> **Stored rows**:
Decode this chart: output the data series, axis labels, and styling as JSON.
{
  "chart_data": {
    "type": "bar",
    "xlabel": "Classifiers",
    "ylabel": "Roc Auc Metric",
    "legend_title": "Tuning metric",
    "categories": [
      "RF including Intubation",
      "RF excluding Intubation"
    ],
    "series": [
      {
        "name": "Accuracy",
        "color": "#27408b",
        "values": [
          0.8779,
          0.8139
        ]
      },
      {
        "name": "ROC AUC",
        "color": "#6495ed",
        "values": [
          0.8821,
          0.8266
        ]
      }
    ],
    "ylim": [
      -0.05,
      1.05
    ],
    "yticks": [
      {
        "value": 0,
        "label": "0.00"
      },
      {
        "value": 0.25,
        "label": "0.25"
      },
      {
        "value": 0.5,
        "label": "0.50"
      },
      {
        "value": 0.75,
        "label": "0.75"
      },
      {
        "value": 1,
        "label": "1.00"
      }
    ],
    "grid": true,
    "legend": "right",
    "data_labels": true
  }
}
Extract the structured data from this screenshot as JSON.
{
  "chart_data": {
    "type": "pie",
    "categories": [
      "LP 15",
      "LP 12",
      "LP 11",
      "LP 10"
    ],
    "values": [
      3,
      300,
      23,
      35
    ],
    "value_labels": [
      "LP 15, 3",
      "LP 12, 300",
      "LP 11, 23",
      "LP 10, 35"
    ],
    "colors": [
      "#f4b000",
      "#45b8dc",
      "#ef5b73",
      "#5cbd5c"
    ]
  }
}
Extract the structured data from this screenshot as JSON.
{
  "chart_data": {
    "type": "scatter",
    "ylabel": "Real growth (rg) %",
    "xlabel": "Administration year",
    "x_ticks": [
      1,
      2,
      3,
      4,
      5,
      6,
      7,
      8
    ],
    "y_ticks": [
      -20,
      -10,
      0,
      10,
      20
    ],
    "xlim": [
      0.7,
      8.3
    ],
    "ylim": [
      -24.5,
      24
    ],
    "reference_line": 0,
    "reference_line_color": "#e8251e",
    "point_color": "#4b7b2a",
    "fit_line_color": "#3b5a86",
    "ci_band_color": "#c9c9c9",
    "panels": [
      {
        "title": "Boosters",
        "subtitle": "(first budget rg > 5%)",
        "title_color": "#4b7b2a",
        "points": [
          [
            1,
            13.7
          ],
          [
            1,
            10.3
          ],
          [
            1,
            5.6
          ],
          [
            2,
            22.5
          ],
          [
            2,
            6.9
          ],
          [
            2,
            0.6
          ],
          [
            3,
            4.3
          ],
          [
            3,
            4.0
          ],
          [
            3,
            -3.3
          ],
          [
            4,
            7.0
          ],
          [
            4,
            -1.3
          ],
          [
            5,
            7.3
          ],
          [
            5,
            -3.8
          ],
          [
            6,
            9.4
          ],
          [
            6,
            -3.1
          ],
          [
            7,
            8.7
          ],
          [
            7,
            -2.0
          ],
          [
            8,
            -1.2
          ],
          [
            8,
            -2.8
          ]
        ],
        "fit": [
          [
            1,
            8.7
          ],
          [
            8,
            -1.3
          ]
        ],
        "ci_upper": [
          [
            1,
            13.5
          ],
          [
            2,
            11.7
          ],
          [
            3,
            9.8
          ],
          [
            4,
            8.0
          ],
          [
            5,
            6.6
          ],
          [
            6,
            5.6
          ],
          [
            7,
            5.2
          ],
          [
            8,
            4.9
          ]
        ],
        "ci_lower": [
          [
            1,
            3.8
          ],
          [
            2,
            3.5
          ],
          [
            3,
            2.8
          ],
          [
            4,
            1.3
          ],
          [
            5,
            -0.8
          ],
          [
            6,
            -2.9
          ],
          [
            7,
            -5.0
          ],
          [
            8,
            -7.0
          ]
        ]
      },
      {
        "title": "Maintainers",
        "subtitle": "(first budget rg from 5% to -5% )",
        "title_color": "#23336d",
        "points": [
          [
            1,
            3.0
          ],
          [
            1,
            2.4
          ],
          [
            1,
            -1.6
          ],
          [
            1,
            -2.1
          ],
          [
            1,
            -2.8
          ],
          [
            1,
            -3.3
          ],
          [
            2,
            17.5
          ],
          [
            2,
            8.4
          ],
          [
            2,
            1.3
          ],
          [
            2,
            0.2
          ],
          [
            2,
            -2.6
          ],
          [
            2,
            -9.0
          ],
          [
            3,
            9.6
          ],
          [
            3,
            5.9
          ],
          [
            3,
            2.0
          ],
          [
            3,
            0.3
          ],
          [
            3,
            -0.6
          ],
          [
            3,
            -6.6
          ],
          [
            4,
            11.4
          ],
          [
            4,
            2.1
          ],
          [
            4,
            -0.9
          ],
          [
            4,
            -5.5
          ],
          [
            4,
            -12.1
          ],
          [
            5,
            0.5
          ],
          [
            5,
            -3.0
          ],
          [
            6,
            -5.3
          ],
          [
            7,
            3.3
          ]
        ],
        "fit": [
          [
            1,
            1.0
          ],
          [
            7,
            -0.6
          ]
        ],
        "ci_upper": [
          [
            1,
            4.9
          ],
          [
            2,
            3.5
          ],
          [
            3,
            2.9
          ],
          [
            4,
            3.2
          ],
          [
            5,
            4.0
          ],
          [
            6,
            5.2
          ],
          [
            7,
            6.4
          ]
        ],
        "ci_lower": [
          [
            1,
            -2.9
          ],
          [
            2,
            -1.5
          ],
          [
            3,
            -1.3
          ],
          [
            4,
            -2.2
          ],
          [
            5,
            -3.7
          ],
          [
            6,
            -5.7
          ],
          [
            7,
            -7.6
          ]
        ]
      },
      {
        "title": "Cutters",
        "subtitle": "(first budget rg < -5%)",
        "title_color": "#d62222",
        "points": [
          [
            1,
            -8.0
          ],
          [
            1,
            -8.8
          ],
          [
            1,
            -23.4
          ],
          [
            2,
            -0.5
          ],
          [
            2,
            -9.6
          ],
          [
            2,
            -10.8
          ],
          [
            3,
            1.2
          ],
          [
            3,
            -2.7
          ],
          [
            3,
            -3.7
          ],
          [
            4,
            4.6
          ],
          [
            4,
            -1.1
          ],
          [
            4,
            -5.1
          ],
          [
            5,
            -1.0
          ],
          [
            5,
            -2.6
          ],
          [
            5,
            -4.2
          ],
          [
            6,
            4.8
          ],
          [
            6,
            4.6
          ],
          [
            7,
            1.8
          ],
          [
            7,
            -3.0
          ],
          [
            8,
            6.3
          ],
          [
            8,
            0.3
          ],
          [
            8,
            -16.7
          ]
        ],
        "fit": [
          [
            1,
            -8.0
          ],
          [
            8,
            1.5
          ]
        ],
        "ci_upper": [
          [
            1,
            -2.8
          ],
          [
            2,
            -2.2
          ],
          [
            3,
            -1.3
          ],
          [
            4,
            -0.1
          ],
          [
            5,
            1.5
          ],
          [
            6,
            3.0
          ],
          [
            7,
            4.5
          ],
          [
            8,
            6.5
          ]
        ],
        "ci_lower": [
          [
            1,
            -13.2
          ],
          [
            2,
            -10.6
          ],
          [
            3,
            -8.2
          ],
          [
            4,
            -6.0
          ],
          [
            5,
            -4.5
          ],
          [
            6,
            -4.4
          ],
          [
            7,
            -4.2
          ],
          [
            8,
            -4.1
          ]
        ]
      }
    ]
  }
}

> **Directions for this task**: All of the entries above need to be reproduced exactly.

> **Response**:
Decode this chart: output the data series, axis labels, and styling as JSON.
{
  "chart_data": {
    "type": "bar",
    "xlabel": "Classifiers",
    "ylabel": "Roc Auc Metric",
    "legend_title": "Tuning metric",
    "categories": [
      "RF including Intubation",
      "RF excluding Intubation"
    ],
    "series": [
      {
        "name": "Accuracy",
        "color": "#27408b",
        "values": [
          0.8779,
          0.8139
        ]
      },
      {
        "name": "ROC AUC",
        "color": "#6495ed",
        "values": [
          0.8821,
          0.8266
        ]
      }
    ],
    "ylim": [
      -0.05,
      1.05
    ],
    "yticks": [
      {
        "value": 0,
        "label": "0.00"
      },
      {
        "value": 0.25,
        "label": "0.25"
      },
      {
        "value": 0.5,
        "label": "0.50"
      },
      {
        "value": 0.75,
        "label": "0.75"
      },
      {
        "value": 1,
        "label": "1.00"
      }
    ],
    "grid": true,
    "legend": "right",
    "data_labels": true
  }
}
Extract the structured data from this screenshot as JSON.
{
  "chart_data": {
    "type": "pie",
    "categories": [
      "LP 15",
      "LP 12",
      "LP 11",
      "LP 10"
    ],
    "values": [
      3,
      300,
      23,
      35
    ],
    "value_labels": [
      "LP 15, 3",
      "LP 12, 300",
      "LP 11, 23",
      "LP 10, 35"
    ],
    "colors": [
      "#f4b000",
      "#45b8dc",
      "#ef5b73",
      "#5cbd5c"
    ]
  }
}
Extract the structured data from this screenshot as JSON.
{
  "chart_data": {
    "type": "scatter",
    "ylabel": "Real growth (rg) %",
    "xlabel": "Administration year",
    "x_ticks": [
      1,
      2,
      3,
      4,
      5,
      6,
      7,
      8
    ],
    "y_ticks": [
      -20,
      -10,
      0,
      10,
      20
    ],
    "xlim": [
      0.7,
      8.3
    ],
    "ylim": [
      -24.5,
      24
    ],
    "reference_line": 0,
    "reference_line_color": "#e8251e",
    "point_color": "#4b7b2a",
    "fit_line_color": "#3b5a86",
    "ci_band_color": "#c9c9c9",
    "panels": [
      {
        "title": "Boosters",
        "subtitle": "(first budget rg > 5%)",
        "title_color": "#4b7b2a",
        "points": [
          [
            1,
            13.7
          ],
          [
            1,
            10.3
          ],
          [
            1,
            5.6
          ],
          [
            2,
            22.5
          ],
          [
            2,
            6.9
          ],
          [
            2,
            0.6
          ],
          [
            3,
            4.3
          ],
          [
            3,
            4.0
          ],
          [
            3,
            -3.3
          ],
          [
            4,
            7.0
          ],
          [
            4,
            -1.3
          ],
          [
            5,
            7.3
          ],
          [
            5,
            -3.8
          ],
          [
            6,
            9.4
          ],
          [
            6,
            -3.1
          ],
          [
            7,
            8.7
          ],
          [
            7,
            -2.0
          ],
          [
            8,
            -1.2
          ],
          [
            8,
            -2.8
          ]
        ],
        "fit": [
          [
            1,
            8.7
          ],
          [
            8,
            -1.3
          ]
        ],
        "ci_upper": [
          [
            1,
            13.5
          ],
          [
            2,
            11.7
          ],
          [
            3,
            9.8
          ],
          [
            4,
            8.0
          ],
          [
            5,
            6.6
          ],
          [
            6,
            5.6
          ],
          [
            7,
            5.2
          ],
          [
            8,
            4.9
          ]
        ],
        "ci_lower": [
          [
            1,
            3.8
          ],
          [
            2,
            3.5
          ],
          [
            3,
            2.8
          ],
          [
            4,
            1.3
          ],
          [
            5,
            -0.8
          ],
          [
            6,
            -2.9
          ],
          [
            7,
            -5.0
          ],
          [
            8,
            -7.0
          ]
        ]
      },
      {
        "title": "Maintainers",
        "subtitle": "(first budget rg from 5% to -5% )",
        "title_color": "#23336d",
        "points": [
          [
            1,
            3.0
          ],
          [
            1,
            2.4
          ],
          [
            1,
            -1.6
          ],
          [
            1,
            -2.1
          ],
          [
            1,
            -2.8
          ],
          [
            1,
            -3.3
          ],
          [
            2,
            17.5
          ],
          [
            2,
            8.4
          ],
          [
            2,
            1.3
          ],
          [
            2,
            0.2
          ],
          [
            2,
            -2.6
          ],
          [
            2,
            -9.0
          ],
          [
            3,
            9.6
          ],
          [
            3,
            5.9
          ],
          [
            3,
            2.0
          ],
          [
            3,
            0.3
          ],
          [
            3,
            -0.6
          ],
          [
            3,
            -6.6
          ],
          [
            4,
            11.4
          ],
          [
            4,
            2.1
          ],
          [
            4,
            -0.9
          ],
          [
            4,
            -5.5
          ],
          [
            4,
            -12.1
          ],
          [
            5,
            0.5
          ],
          [
            5,
            -3.0
          ],
          [
            6,
            -5.3
          ],
          [
            7,
            3.3
          ]
        ],
        "fit": [
          [
            1,
            1.0
          ],
          [
            7,
            -0.6
          ]
        ],
        "ci_upper": [
          [
            1,
            4.9
          ],
          [
            2,
            3.5
          ],
          [
            3,
            2.9
          ],
          [
            4,
            3.2
          ],
          [
            5,
            4.0
          ],
          [
            6,
            5.2
          ],
          [
            7,
            6.4
          ]
        ],
        "ci_lower": [
          [
            1,
            -2.9
          ],
          [
            2,
            -1.5
          ],
          [
            3,
            -1.3
          ],
          [
            4,
            -2.2
          ],
          [
            5,
            -3.7
          ],
          [
            6,
            -5.7
          ],
          [
            7,
            -7.6
          ]
        ]
      },
      {
        "title": "Cutters",
        "subtitle": "(first budget rg < -5%)",
        "title_color": "#d62222",
        "points": [
          [
            1,
            -8.0
          ],
          [
            1,
            -8.8
          ],
          [
            1,
            -23.4
          ],
          [
            2,
            -0.5
          ],
          [
            2,
            -9.6
          ],
          [
            2,
            -10.8
          ],
          [
            3,
            1.2
          ],
          [
            3,
            -2.7
          ],
          [
            3,
            -3.7
          ],
          [
            4,
            4.6
          ],
          [
            4,
            -1.1
          ],
          [
            4,
            -5.1
          ],
          [
            5,
            -1.0
          ],
          [
            5,
            -2.6
          ],
          [
            5,
            -4.2
          ],
          [
            6,
            4.8
          ],
          [
            6,
            4.6
          ],
          [
            7,
            1.8
          ],
          [
            7,
            -3.0
          ],
          [
            8,
            6.3
          ],
          [
            8,
            0.3
          ],
          [
            8,
            -16.7
          ]
        ],
        "fit": [
          [
            1,
            -8.0
          ],
          [
            8,
            1.5
          ]
        ],
        "ci_upper": [
          [
            1,
            -2.8
          ],
          [
            2,
            -2.2
          ],
          [
            3,
            -1.3
          ],
          [
            4,
            -0.1
          ],
          [
            5,
            1.5
          ],
          [
            6,
            3.0
          ],
          [
            7,
            4.5
          ],
          [
            8,
            6.5
          ]
        ],
        "ci_lower": [
          [
            1,
            -13.2
          ],
          [
            2,
            -10.6
          ],
          [
            3,
            -8.2
          ],
          [
            4,
            -6.0
          ],
          [
            5,
            -4.5
          ],
          [
            6,
            -4.4
          ],
          [
            7,
            -4.2
          ],
          [
            8,
            -4.1
          ]
        ]
      }
    ]
  }
}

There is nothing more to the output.